-- START Stored rows --

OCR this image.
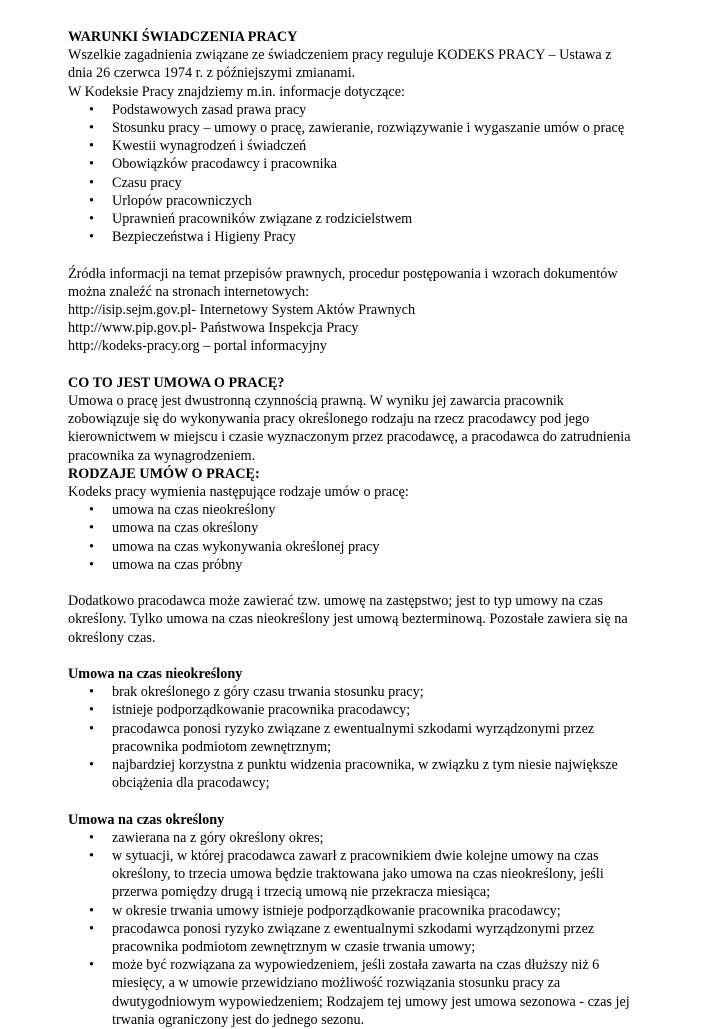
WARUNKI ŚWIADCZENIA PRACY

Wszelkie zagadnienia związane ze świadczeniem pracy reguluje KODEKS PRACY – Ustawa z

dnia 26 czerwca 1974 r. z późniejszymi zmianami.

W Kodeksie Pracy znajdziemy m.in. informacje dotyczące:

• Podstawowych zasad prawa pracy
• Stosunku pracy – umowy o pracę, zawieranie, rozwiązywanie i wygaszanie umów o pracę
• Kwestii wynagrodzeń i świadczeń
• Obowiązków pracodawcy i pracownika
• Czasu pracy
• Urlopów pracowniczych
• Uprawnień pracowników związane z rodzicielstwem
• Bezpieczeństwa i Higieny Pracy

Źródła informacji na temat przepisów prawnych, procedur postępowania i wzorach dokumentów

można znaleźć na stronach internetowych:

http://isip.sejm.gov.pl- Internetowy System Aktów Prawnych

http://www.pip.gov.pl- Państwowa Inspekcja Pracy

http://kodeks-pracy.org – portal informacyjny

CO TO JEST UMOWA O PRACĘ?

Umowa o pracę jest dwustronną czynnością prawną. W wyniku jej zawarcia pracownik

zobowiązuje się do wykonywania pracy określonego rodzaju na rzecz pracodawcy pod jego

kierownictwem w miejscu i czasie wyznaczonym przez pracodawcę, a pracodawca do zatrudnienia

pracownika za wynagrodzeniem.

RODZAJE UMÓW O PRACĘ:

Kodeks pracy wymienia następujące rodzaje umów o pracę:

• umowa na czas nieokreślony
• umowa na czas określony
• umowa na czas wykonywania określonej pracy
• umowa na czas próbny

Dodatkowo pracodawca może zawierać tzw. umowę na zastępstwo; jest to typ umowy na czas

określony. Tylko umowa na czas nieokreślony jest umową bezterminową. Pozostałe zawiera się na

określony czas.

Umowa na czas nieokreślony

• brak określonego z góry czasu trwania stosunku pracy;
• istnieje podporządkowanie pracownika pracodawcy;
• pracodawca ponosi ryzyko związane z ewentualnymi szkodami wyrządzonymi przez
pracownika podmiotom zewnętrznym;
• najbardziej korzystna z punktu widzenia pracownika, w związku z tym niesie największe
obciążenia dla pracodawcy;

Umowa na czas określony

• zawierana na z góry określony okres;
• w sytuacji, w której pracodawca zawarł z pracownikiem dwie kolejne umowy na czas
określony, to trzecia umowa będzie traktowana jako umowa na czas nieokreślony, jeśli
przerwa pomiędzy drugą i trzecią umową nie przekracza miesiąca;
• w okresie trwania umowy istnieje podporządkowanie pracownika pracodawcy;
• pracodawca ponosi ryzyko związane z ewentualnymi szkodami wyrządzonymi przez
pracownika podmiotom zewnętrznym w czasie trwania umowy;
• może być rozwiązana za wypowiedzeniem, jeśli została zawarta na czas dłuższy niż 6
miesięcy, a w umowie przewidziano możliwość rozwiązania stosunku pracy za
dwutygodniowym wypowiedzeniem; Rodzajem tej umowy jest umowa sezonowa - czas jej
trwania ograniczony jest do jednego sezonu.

-- END Stored rows --
-- START Stored rows --

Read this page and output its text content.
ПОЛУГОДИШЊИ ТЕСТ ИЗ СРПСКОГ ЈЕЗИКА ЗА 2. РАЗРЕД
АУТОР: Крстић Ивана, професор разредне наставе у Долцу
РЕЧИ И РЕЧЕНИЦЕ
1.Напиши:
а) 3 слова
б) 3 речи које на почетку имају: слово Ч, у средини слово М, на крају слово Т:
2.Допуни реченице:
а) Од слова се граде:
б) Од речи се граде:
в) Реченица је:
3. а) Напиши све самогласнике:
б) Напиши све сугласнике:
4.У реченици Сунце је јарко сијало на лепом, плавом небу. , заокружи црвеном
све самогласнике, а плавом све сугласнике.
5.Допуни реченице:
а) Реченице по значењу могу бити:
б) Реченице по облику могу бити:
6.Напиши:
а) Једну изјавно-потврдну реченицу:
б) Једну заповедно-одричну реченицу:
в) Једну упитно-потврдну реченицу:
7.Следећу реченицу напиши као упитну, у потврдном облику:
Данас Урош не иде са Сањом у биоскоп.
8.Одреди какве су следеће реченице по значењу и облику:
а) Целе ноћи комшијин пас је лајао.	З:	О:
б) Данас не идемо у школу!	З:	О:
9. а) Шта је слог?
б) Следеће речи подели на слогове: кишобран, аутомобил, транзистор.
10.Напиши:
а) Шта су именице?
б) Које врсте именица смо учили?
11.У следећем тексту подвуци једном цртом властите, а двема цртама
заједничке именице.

-- END Stored rows --

Determine the number of lines in the listing that contain the string "могу". Write that number and nothing else.

_The response_
2